Write out the material exactly, with the pictures left out.

═══ RECORDS SHOWN

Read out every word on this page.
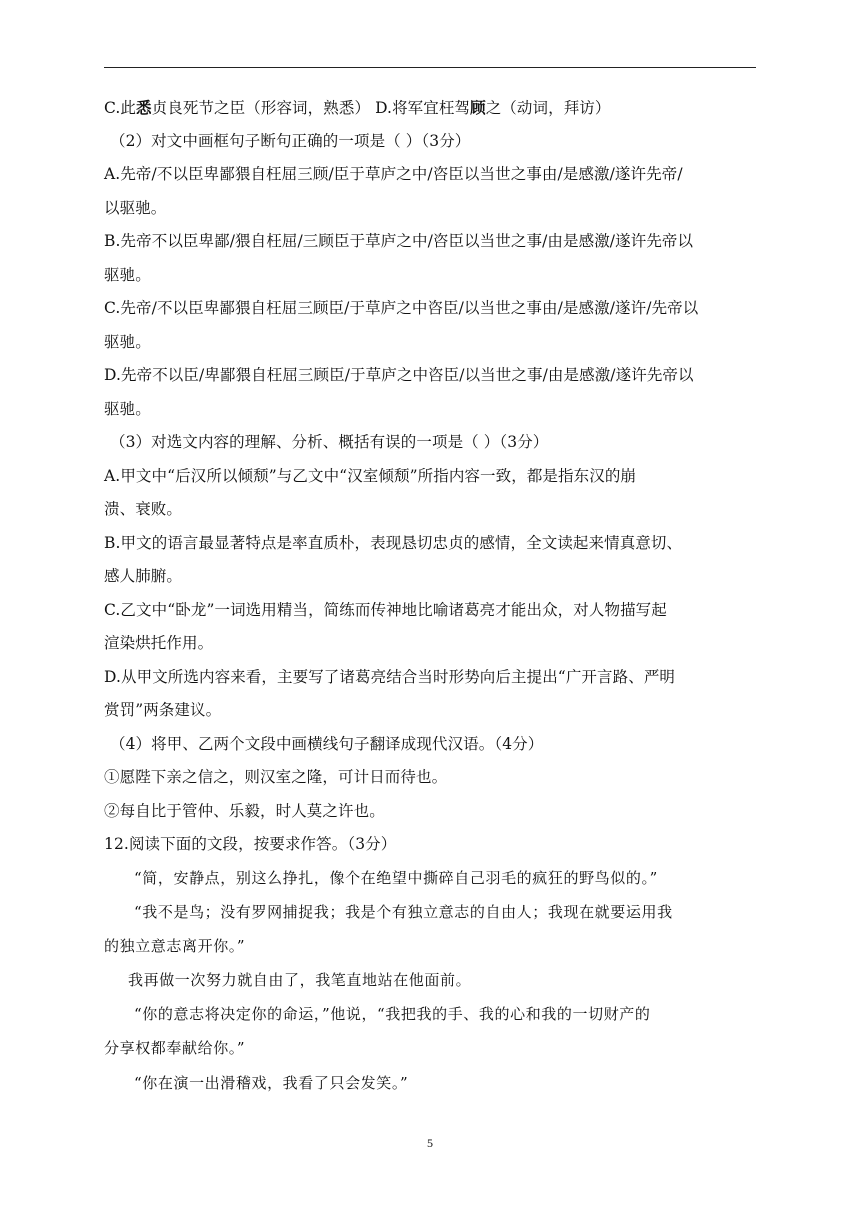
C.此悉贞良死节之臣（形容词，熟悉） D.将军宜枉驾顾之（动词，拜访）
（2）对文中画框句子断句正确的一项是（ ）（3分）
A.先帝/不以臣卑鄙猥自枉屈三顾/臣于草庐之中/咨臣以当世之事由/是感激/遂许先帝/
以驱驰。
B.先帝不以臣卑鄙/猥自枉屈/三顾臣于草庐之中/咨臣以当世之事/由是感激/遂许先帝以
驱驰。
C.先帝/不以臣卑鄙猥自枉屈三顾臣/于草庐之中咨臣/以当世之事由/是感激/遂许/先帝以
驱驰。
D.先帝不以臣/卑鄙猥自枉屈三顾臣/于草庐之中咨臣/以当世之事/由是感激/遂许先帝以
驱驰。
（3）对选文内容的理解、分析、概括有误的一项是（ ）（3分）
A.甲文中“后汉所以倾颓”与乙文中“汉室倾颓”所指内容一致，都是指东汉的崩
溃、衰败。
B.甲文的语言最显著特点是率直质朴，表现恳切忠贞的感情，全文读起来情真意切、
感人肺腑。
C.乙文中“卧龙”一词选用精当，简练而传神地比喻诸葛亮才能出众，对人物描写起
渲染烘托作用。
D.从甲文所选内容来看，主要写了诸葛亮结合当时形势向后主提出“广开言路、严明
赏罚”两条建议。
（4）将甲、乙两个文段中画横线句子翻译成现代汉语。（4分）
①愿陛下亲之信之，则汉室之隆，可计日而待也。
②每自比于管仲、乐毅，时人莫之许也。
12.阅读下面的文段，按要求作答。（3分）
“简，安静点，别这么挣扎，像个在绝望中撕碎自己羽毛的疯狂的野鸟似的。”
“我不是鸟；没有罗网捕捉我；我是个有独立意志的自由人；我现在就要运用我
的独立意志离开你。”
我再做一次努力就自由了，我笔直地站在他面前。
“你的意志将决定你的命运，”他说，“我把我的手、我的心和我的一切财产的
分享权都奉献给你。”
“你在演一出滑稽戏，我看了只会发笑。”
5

══════

--- THE COMPLETED TASK ---
Read out every word on this page.
C.此悉贞良死节之臣（形容词，熟悉） D.将军宜枉驾顾之（动词，拜访）
（2）对文中画框句子断句正确的一项是（ ）（3分）
A.先帝/不以臣卑鄙猥自枉屈三顾/臣于草庐之中/咨臣以当世之事由/是感激/遂许先帝/
以驱驰。
B.先帝不以臣卑鄙/猥自枉屈/三顾臣于草庐之中/咨臣以当世之事/由是感激/遂许先帝以
驱驰。
C.先帝/不以臣卑鄙猥自枉屈三顾臣/于草庐之中咨臣/以当世之事由/是感激/遂许/先帝以
驱驰。
D.先帝不以臣/卑鄙猥自枉屈三顾臣/于草庐之中咨臣/以当世之事/由是感激/遂许先帝以
驱驰。
（3）对选文内容的理解、分析、概括有误的一项是（ ）（3分）
A.甲文中“后汉所以倾颓”与乙文中“汉室倾颓”所指内容一致，都是指东汉的崩
溃、衰败。
B.甲文的语言最显著特点是率直质朴，表现恳切忠贞的感情，全文读起来情真意切、
感人肺腑。
C.乙文中“卧龙”一词选用精当，简练而传神地比喻诸葛亮才能出众，对人物描写起
渲染烘托作用。
D.从甲文所选内容来看，主要写了诸葛亮结合当时形势向后主提出“广开言路、严明
赏罚”两条建议。
（4）将甲、乙两个文段中画横线句子翻译成现代汉语。（4分）
①愿陛下亲之信之，则汉室之隆，可计日而待也。
②每自比于管仲、乐毅，时人莫之许也。
12.阅读下面的文段，按要求作答。（3分）
“简，安静点，别这么挣扎，像个在绝望中撕碎自己羽毛的疯狂的野鸟似的。”
“我不是鸟；没有罗网捕捉我；我是个有独立意志的自由人；我现在就要运用我
的独立意志离开你。”
我再做一次努力就自由了，我笔直地站在他面前。
“你的意志将决定你的命运，”他说，“我把我的手、我的心和我的一切财产的
分享权都奉献给你。”
“你在演一出滑稽戏，我看了只会发笑。”
5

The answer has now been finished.